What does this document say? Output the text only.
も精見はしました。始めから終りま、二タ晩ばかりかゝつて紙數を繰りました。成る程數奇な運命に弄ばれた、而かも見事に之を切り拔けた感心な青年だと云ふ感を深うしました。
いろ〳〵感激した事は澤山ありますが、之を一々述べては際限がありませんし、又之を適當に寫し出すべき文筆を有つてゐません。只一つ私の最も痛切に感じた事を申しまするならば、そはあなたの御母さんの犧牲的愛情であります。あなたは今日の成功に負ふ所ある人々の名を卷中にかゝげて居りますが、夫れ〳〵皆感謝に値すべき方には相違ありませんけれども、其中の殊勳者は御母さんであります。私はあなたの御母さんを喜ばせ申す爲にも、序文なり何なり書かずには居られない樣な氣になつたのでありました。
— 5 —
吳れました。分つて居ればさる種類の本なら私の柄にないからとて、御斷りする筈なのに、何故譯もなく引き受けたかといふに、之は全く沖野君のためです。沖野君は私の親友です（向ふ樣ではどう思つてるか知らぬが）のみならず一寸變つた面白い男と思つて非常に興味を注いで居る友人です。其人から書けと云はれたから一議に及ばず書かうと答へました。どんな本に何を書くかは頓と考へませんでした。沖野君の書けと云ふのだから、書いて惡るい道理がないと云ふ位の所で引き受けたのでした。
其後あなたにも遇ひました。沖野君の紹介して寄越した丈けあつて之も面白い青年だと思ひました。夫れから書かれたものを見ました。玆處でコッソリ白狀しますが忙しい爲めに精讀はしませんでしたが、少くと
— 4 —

__Task instructions__
Give every line of the material again, exactly as it reads.

__Result of the task__
What does this document say? Output the text only.
も精見はしました。始めから終りま、二タ晩ばかりかゝつて紙數を繰りました。成る程數奇な運命に弄ばれた、而かも見事に之を切り拔けた感心な青年だと云ふ感を深うしました。
いろ〳〵感激した事は澤山ありますが、之を一々述べては際限がありませんし、又之を適當に寫し出すべき文筆を有つてゐません。只一つ私の最も痛切に感じた事を申しまするならば、そはあなたの御母さんの犧牲的愛情であります。あなたは今日の成功に負ふ所ある人々の名を卷中にかゝげて居りますが、夫れ〳〵皆感謝に値すべき方には相違ありませんけれども、其中の殊勳者は御母さんであります。私はあなたの御母さんを喜ばせ申す爲にも、序文なり何なり書かずには居られない樣な氣になつたのでありました。
— 5 —
吳れました。分つて居ればさる種類の本なら私の柄にないからとて、御斷りする筈なのに、何故譯もなく引き受けたかといふに、之は全く沖野君のためです。沖野君は私の親友です（向ふ樣ではどう思つてるか知らぬが）のみならず一寸變つた面白い男と思つて非常に興味を注いで居る友人です。其人から書けと云はれたから一議に及ばず書かうと答へました。どんな本に何を書くかは頓と考へませんでした。沖野君の書けと云ふのだから、書いて惡るい道理がないと云ふ位の所で引き受けたのでした。
其後あなたにも遇ひました。沖野君の紹介して寄越した丈けあつて之も面白い青年だと思ひました。夫れから書かれたものを見ました。玆處でコッソリ白狀しますが忙しい爲めに精讀はしませんでしたが、少くと
— 4 —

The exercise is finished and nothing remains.